*EXERCISE OBJECTIVE*.
Go through the material below and count the lines with the string "compliance"; the number is the whole answer.

(begin)

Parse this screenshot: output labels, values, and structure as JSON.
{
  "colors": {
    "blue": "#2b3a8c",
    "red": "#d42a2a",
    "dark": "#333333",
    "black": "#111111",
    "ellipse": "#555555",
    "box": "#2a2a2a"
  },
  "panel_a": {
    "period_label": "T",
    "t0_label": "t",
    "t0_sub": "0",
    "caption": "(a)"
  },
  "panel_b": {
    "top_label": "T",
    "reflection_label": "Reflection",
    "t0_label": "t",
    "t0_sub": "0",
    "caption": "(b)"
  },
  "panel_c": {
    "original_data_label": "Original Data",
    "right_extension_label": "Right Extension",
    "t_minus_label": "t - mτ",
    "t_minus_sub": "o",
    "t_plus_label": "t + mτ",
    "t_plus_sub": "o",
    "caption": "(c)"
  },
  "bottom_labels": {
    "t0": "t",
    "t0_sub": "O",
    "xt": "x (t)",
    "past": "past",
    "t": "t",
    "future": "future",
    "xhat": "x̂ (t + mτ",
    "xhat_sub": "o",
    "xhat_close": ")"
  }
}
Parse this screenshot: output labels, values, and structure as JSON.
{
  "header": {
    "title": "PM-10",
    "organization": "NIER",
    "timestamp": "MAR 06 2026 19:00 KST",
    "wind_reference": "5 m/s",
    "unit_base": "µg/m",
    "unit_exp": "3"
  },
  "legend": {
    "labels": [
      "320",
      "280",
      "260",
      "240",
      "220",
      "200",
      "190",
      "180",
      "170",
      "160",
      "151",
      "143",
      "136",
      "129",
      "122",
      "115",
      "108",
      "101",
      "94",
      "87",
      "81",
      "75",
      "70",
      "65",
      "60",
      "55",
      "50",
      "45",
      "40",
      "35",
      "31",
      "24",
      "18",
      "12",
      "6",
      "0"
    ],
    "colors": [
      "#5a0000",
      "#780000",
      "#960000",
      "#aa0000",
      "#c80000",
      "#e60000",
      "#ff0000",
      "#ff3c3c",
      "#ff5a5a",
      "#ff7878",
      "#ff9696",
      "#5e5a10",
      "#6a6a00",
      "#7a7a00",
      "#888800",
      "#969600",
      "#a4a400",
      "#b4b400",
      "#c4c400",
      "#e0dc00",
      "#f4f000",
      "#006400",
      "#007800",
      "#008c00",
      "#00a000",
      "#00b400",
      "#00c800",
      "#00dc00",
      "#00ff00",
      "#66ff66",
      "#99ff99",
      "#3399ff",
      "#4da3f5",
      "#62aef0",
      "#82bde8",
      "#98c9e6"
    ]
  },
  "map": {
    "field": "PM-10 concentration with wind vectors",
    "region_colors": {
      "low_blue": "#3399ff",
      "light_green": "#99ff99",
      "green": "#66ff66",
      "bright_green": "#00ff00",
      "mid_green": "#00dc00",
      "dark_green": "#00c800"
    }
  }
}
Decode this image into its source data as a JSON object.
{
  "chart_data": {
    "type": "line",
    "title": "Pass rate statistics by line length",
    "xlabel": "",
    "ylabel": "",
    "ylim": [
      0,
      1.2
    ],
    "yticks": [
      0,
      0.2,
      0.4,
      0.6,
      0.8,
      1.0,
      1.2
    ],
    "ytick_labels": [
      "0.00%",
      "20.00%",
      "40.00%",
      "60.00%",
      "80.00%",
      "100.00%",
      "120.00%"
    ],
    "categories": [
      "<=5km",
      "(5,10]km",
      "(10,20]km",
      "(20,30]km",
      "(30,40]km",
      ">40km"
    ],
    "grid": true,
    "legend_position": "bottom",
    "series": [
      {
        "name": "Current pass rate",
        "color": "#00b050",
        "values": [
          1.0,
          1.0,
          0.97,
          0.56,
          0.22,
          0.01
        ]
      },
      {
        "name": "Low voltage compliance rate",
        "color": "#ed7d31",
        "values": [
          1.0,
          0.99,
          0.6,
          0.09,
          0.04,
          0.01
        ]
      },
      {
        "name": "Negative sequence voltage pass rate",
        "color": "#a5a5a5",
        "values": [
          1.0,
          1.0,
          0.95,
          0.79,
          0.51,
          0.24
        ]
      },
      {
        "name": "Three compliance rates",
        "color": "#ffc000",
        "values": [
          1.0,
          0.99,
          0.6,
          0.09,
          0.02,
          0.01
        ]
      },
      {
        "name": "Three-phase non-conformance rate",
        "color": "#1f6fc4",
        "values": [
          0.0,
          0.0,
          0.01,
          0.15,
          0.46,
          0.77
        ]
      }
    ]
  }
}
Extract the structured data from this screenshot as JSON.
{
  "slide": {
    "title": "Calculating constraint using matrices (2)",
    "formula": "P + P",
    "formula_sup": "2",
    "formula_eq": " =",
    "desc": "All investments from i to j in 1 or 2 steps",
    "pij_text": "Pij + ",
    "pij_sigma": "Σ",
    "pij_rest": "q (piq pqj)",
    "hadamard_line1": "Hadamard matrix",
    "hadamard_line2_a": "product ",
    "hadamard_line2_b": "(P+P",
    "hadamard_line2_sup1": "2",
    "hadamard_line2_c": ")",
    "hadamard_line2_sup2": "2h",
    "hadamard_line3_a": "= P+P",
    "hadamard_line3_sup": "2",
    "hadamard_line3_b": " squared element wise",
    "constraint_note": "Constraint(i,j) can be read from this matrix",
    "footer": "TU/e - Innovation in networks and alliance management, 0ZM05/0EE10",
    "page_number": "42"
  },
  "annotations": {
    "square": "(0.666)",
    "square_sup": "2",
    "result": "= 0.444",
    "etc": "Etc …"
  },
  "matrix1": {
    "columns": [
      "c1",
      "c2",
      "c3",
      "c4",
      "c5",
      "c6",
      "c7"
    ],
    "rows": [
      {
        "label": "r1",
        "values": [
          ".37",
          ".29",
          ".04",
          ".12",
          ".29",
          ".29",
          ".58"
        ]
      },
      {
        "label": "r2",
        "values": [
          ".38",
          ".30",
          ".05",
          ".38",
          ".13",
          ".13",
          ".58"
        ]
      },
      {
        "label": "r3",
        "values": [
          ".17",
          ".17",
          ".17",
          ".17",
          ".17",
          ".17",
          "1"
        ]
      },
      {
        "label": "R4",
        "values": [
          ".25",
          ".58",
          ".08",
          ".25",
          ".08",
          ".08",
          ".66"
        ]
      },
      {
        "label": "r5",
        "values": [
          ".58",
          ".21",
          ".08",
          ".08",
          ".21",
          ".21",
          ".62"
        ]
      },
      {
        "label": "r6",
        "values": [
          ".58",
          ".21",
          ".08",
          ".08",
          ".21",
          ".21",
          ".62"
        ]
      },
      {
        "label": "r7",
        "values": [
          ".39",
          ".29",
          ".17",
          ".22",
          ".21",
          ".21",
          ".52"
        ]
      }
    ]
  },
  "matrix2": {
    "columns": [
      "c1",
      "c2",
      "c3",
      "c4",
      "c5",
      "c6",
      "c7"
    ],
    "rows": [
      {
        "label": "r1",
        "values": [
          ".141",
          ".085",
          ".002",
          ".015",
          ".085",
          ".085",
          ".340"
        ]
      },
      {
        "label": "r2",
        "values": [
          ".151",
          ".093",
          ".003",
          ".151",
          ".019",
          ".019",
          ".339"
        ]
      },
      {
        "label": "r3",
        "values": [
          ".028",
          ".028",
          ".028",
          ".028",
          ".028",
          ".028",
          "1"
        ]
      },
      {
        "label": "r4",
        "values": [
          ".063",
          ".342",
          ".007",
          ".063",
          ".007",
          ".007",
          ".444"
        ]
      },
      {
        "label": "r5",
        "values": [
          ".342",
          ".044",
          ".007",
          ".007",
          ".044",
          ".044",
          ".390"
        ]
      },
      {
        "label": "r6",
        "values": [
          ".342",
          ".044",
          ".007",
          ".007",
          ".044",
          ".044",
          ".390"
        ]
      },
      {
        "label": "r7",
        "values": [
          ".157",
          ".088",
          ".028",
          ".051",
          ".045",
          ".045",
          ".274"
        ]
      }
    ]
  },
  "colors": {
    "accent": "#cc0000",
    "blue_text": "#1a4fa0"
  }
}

(end)

*FULL OUTPUT*.
2